WHAT THE TASK REQUIRES – Will you give the material below again, every line exactly as it is?

MATERIAL SHOWN –
----

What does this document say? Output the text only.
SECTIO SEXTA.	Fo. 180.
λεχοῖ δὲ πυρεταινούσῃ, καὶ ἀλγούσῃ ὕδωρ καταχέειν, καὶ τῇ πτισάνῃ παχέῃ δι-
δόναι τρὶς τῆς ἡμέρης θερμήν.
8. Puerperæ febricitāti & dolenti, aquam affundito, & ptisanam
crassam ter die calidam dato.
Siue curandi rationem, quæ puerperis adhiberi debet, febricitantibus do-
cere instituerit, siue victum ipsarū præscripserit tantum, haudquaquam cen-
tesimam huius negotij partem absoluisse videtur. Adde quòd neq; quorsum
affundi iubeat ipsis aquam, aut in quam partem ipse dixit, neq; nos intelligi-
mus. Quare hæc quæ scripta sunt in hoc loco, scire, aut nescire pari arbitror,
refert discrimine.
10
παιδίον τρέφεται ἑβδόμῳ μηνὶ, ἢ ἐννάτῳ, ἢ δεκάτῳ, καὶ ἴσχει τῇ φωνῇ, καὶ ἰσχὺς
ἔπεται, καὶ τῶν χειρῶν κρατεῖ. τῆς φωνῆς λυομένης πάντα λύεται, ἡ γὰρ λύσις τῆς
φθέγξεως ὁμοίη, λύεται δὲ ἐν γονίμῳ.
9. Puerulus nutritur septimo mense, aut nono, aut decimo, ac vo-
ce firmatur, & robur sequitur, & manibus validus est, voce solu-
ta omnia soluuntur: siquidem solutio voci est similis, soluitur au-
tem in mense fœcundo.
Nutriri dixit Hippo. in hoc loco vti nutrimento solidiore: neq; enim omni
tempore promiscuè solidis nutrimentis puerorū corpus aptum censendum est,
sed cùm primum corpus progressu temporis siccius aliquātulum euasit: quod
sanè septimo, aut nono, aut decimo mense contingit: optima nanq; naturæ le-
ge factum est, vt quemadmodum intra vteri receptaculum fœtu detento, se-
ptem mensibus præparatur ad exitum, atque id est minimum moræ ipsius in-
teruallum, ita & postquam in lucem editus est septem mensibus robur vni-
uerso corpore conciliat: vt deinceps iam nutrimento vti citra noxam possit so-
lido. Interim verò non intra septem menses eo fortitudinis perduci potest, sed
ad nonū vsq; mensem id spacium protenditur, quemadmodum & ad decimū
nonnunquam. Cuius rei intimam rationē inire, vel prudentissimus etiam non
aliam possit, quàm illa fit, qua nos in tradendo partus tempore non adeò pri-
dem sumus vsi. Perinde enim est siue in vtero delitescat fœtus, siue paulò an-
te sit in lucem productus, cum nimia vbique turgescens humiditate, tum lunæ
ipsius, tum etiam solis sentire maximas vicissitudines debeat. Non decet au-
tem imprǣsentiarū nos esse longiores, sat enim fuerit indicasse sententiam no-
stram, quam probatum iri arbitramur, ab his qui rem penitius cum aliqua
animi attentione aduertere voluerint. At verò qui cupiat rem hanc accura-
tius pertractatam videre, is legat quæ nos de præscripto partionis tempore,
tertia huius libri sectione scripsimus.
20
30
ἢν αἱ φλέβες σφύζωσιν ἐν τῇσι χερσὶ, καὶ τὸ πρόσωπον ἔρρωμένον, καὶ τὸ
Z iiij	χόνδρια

----

SOLUTION FOR THIS TASK –
What does this document say? Output the text only.
SECTIO SEXTA.	Fo. 180.
λεχοῖ δὲ πυρεταινούσῃ, καὶ ἀλγούσῃ ὕδωρ καταχέειν, καὶ τῇ πτισάνῃ παχέῃ δι-
δόναι τρὶς τῆς ἡμέρης θερμήν.
8. Puerperæ febricitāti & dolenti, aquam affundito, & ptisanam
crassam ter die calidam dato.
Siue curandi rationem, quæ puerperis adhiberi debet, febricitantibus do-
cere instituerit, siue victum ipsarū præscripserit tantum, haudquaquam cen-
tesimam huius negotij partem absoluisse videtur. Adde quòd neq; quorsum
affundi iubeat ipsis aquam, aut in quam partem ipse dixit, neq; nos intelligi-
mus. Quare hæc quæ scripta sunt in hoc loco, scire, aut nescire pari arbitror,
refert discrimine.
10
παιδίον τρέφεται ἑβδόμῳ μηνὶ, ἢ ἐννάτῳ, ἢ δεκάτῳ, καὶ ἴσχει τῇ φωνῇ, καὶ ἰσχὺς
ἔπεται, καὶ τῶν χειρῶν κρατεῖ. τῆς φωνῆς λυομένης πάντα λύεται, ἡ γὰρ λύσις τῆς
φθέγξεως ὁμοίη, λύεται δὲ ἐν γονίμῳ.
9. Puerulus nutritur septimo mense, aut nono, aut decimo, ac vo-
ce firmatur, & robur sequitur, & manibus validus est, voce solu-
ta omnia soluuntur: siquidem solutio voci est similis, soluitur au-
tem in mense fœcundo.
Nutriri dixit Hippo. in hoc loco vti nutrimento solidiore: neq; enim omni
tempore promiscuè solidis nutrimentis puerorū corpus aptum censendum est,
sed cùm primum corpus progressu temporis siccius aliquātulum euasit: quod
sanè septimo, aut nono, aut decimo mense contingit: optima nanq; naturæ le-
ge factum est, vt quemadmodum intra vteri receptaculum fœtu detento, se-
ptem mensibus præparatur ad exitum, atque id est minimum moræ ipsius in-
teruallum, ita & postquam in lucem editus est septem mensibus robur vni-
uerso corpore conciliat: vt deinceps iam nutrimento vti citra noxam possit so-
lido. Interim verò non intra septem menses eo fortitudinis perduci potest, sed
ad nonū vsq; mensem id spacium protenditur, quemadmodum & ad decimū
nonnunquam. Cuius rei intimam rationē inire, vel prudentissimus etiam non
aliam possit, quàm illa fit, qua nos in tradendo partus tempore non adeò pri-
dem sumus vsi. Perinde enim est siue in vtero delitescat fœtus, siue paulò an-
te sit in lucem productus, cum nimia vbique turgescens humiditate, tum lunæ
ipsius, tum etiam solis sentire maximas vicissitudines debeat. Non decet au-
tem imprǣsentiarū nos esse longiores, sat enim fuerit indicasse sententiam no-
stram, quam probatum iri arbitramur, ab his qui rem penitius cum aliqua
animi attentione aduertere voluerint. At verò qui cupiat rem hanc accura-
tius pertractatam videre, is legat quæ nos de præscripto partionis tempore,
tertia huius libri sectione scripsimus.
20
30
ἢν αἱ φλέβες σφύζωσιν ἐν τῇσι χερσὶ, καὶ τὸ πρόσωπον ἔρρωμένον, καὶ τὸ
Z iiij	χόνδρια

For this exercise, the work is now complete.